◆ EXERCISE AIM
Quote the full listing word for word.

****************************************

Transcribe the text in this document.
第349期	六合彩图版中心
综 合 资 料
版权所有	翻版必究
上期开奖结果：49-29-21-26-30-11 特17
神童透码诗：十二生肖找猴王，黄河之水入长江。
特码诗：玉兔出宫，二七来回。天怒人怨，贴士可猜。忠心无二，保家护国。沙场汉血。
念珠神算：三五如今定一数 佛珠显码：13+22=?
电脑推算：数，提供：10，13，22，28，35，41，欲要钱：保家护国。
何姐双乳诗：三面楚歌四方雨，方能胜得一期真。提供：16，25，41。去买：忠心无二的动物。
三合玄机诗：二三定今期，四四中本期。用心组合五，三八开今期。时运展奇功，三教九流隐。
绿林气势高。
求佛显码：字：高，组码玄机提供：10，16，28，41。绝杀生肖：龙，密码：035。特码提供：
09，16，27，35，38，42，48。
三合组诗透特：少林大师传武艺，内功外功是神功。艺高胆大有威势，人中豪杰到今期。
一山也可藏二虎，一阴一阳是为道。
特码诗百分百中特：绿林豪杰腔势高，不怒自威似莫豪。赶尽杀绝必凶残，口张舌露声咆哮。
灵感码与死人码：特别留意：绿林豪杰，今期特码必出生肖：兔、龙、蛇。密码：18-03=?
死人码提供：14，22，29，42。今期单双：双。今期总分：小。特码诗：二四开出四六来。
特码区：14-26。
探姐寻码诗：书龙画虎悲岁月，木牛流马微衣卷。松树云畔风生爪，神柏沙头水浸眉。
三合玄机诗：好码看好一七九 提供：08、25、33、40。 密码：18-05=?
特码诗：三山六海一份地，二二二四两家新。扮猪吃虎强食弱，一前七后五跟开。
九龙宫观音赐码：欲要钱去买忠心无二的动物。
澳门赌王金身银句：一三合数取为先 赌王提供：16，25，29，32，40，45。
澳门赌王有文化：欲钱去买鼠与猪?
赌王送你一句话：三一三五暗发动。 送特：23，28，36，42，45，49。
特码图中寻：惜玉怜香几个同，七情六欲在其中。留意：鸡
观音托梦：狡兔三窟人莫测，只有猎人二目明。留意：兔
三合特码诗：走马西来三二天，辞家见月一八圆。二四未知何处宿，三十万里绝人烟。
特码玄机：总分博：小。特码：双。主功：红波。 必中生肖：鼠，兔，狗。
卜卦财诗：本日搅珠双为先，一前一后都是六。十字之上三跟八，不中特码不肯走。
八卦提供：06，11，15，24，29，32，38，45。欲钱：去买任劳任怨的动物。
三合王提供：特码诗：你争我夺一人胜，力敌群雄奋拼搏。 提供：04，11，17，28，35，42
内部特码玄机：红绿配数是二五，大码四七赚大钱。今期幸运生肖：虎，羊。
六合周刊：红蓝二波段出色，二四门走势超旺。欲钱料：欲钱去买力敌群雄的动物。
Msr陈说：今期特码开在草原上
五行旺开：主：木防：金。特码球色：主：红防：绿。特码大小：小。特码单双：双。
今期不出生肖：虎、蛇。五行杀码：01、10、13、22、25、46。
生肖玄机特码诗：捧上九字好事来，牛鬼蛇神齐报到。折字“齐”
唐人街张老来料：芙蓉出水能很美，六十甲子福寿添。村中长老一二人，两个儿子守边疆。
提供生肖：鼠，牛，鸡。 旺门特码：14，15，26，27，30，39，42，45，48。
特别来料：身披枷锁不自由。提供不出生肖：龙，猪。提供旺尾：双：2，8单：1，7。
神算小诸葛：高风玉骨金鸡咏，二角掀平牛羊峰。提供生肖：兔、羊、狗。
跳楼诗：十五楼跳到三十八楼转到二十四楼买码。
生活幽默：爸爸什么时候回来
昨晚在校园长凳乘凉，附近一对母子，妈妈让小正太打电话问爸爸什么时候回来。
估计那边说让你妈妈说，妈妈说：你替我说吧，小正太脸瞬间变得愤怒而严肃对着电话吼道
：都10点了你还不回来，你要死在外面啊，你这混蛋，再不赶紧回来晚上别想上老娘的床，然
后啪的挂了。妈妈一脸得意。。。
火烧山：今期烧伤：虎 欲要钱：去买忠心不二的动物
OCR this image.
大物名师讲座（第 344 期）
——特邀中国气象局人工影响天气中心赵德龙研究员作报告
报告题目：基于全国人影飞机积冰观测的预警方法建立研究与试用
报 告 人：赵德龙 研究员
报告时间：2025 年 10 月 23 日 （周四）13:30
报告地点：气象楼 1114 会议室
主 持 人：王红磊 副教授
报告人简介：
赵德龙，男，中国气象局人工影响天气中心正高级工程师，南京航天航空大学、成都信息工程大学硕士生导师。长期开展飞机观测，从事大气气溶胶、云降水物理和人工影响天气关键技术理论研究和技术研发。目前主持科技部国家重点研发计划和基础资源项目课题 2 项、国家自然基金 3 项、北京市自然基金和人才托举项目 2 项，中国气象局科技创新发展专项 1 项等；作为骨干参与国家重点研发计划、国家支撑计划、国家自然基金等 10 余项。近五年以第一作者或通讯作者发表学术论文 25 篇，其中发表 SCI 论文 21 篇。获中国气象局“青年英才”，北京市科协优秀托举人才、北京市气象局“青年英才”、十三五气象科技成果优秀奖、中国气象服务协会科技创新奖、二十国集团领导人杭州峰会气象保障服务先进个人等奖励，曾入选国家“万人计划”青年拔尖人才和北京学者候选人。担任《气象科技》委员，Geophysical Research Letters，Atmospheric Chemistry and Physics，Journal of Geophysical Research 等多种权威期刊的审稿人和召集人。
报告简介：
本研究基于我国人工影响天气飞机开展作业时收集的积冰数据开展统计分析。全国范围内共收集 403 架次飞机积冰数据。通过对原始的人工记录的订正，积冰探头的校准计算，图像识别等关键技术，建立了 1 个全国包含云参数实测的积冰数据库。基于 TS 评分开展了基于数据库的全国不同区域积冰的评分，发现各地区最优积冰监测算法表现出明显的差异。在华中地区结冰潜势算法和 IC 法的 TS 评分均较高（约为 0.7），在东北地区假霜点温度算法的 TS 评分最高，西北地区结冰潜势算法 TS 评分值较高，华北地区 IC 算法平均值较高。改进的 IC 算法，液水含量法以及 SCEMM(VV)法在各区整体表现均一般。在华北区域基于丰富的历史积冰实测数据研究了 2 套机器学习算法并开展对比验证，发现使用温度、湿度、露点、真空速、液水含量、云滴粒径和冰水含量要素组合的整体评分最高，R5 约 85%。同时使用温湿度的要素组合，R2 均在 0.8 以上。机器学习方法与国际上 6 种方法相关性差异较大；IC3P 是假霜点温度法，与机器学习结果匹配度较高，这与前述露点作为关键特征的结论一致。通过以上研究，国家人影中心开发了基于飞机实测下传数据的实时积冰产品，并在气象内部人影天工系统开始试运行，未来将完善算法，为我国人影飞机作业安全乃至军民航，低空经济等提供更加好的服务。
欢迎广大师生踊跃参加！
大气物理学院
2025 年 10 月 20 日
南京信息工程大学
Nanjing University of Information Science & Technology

****************************************

◆ ANSWER
Transcribe the text in this document.
第349期	六合彩图版中心
综 合 资 料
版权所有	翻版必究
上期开奖结果：49-29-21-26-30-11 特17
神童透码诗：十二生肖找猴王，黄河之水入长江。
特码诗：玉兔出宫，二七来回。天怒人怨，贴士可猜。忠心无二，保家护国。沙场汉血。
念珠神算：三五如今定一数 佛珠显码：13+22=?
电脑推算：数，提供：10，13，22，28，35，41，欲要钱：保家护国。
何姐双乳诗：三面楚歌四方雨，方能胜得一期真。提供：16，25，41。去买：忠心无二的动物。
三合玄机诗：二三定今期，四四中本期。用心组合五，三八开今期。时运展奇功，三教九流隐。
绿林气势高。
求佛显码：字：高，组码玄机提供：10，16，28，41。绝杀生肖：龙，密码：035。特码提供：
09，16，27，35，38，42，48。
三合组诗透特：少林大师传武艺，内功外功是神功。艺高胆大有威势，人中豪杰到今期。
一山也可藏二虎，一阴一阳是为道。
特码诗百分百中特：绿林豪杰腔势高，不怒自威似莫豪。赶尽杀绝必凶残，口张舌露声咆哮。
灵感码与死人码：特别留意：绿林豪杰，今期特码必出生肖：兔、龙、蛇。密码：18-03=?
死人码提供：14，22，29，42。今期单双：双。今期总分：小。特码诗：二四开出四六来。
特码区：14-26。
探姐寻码诗：书龙画虎悲岁月，木牛流马微衣卷。松树云畔风生爪，神柏沙头水浸眉。
三合玄机诗：好码看好一七九 提供：08、25、33、40。 密码：18-05=?
特码诗：三山六海一份地，二二二四两家新。扮猪吃虎强食弱，一前七后五跟开。
九龙宫观音赐码：欲要钱去买忠心无二的动物。
澳门赌王金身银句：一三合数取为先 赌王提供：16，25，29，32，40，45。
澳门赌王有文化：欲钱去买鼠与猪?
赌王送你一句话：三一三五暗发动。 送特：23，28，36，42，45，49。
特码图中寻：惜玉怜香几个同，七情六欲在其中。留意：鸡
观音托梦：狡兔三窟人莫测，只有猎人二目明。留意：兔
三合特码诗：走马西来三二天，辞家见月一八圆。二四未知何处宿，三十万里绝人烟。
特码玄机：总分博：小。特码：双。主功：红波。 必中生肖：鼠，兔，狗。
卜卦财诗：本日搅珠双为先，一前一后都是六。十字之上三跟八，不中特码不肯走。
八卦提供：06，11，15，24，29，32，38，45。欲钱：去买任劳任怨的动物。
三合王提供：特码诗：你争我夺一人胜，力敌群雄奋拼搏。 提供：04，11，17，28，35，42
内部特码玄机：红绿配数是二五，大码四七赚大钱。今期幸运生肖：虎，羊。
六合周刊：红蓝二波段出色，二四门走势超旺。欲钱料：欲钱去买力敌群雄的动物。
Msr陈说：今期特码开在草原上
五行旺开：主：木防：金。特码球色：主：红防：绿。特码大小：小。特码单双：双。
今期不出生肖：虎、蛇。五行杀码：01、10、13、22、25、46。
生肖玄机特码诗：捧上九字好事来，牛鬼蛇神齐报到。折字“齐”
唐人街张老来料：芙蓉出水能很美，六十甲子福寿添。村中长老一二人，两个儿子守边疆。
提供生肖：鼠，牛，鸡。 旺门特码：14，15，26，27，30，39，42，45，48。
特别来料：身披枷锁不自由。提供不出生肖：龙，猪。提供旺尾：双：2，8单：1，7。
神算小诸葛：高风玉骨金鸡咏，二角掀平牛羊峰。提供生肖：兔、羊、狗。
跳楼诗：十五楼跳到三十八楼转到二十四楼买码。
生活幽默：爸爸什么时候回来
昨晚在校园长凳乘凉，附近一对母子，妈妈让小正太打电话问爸爸什么时候回来。
估计那边说让你妈妈说，妈妈说：你替我说吧，小正太脸瞬间变得愤怒而严肃对着电话吼道
：都10点了你还不回来，你要死在外面啊，你这混蛋，再不赶紧回来晚上别想上老娘的床，然
后啪的挂了。妈妈一脸得意。。。
火烧山：今期烧伤：虎 欲要钱：去买忠心不二的动物
OCR this image.
大物名师讲座（第 344 期）
——特邀中国气象局人工影响天气中心赵德龙研究员作报告
报告题目：基于全国人影飞机积冰观测的预警方法建立研究与试用
报 告 人：赵德龙 研究员
报告时间：2025 年 10 月 23 日 （周四）13:30
报告地点：气象楼 1114 会议室
主 持 人：王红磊 副教授
报告人简介：
赵德龙，男，中国气象局人工影响天气中心正高级工程师，南京航天航空大学、成都信息工程大学硕士生导师。长期开展飞机观测，从事大气气溶胶、云降水物理和人工影响天气关键技术理论研究和技术研发。目前主持科技部国家重点研发计划和基础资源项目课题 2 项、国家自然基金 3 项、北京市自然基金和人才托举项目 2 项，中国气象局科技创新发展专项 1 项等；作为骨干参与国家重点研发计划、国家支撑计划、国家自然基金等 10 余项。近五年以第一作者或通讯作者发表学术论文 25 篇，其中发表 SCI 论文 21 篇。获中国气象局“青年英才”，北京市科协优秀托举人才、北京市气象局“青年英才”、十三五气象科技成果优秀奖、中国气象服务协会科技创新奖、二十国集团领导人杭州峰会气象保障服务先进个人等奖励，曾入选国家“万人计划”青年拔尖人才和北京学者候选人。担任《气象科技》委员，Geophysical Research Letters，Atmospheric Chemistry and Physics，Journal of Geophysical Research 等多种权威期刊的审稿人和召集人。
报告简介：
本研究基于我国人工影响天气飞机开展作业时收集的积冰数据开展统计分析。全国范围内共收集 403 架次飞机积冰数据。通过对原始的人工记录的订正，积冰探头的校准计算，图像识别等关键技术，建立了 1 个全国包含云参数实测的积冰数据库。基于 TS 评分开展了基于数据库的全国不同区域积冰的评分，发现各地区最优积冰监测算法表现出明显的差异。在华中地区结冰潜势算法和 IC 法的 TS 评分均较高（约为 0.7），在东北地区假霜点温度算法的 TS 评分最高，西北地区结冰潜势算法 TS 评分值较高，华北地区 IC 算法平均值较高。改进的 IC 算法，液水含量法以及 SCEMM(VV)法在各区整体表现均一般。在华北区域基于丰富的历史积冰实测数据研究了 2 套机器学习算法并开展对比验证，发现使用温度、湿度、露点、真空速、液水含量、云滴粒径和冰水含量要素组合的整体评分最高，R5 约 85%。同时使用温湿度的要素组合，R2 均在 0.8 以上。机器学习方法与国际上 6 种方法相关性差异较大；IC3P 是假霜点温度法，与机器学习结果匹配度较高，这与前述露点作为关键特征的结论一致。通过以上研究，国家人影中心开发了基于飞机实测下传数据的实时积冰产品，并在气象内部人影天工系统开始试运行，未来将完善算法，为我国人影飞机作业安全乃至军民航，低空经济等提供更加好的服务。
欢迎广大师生踊跃参加！
大气物理学院
2025 年 10 月 20 日
南京信息工程大学
Nanjing University of Information Science & Technology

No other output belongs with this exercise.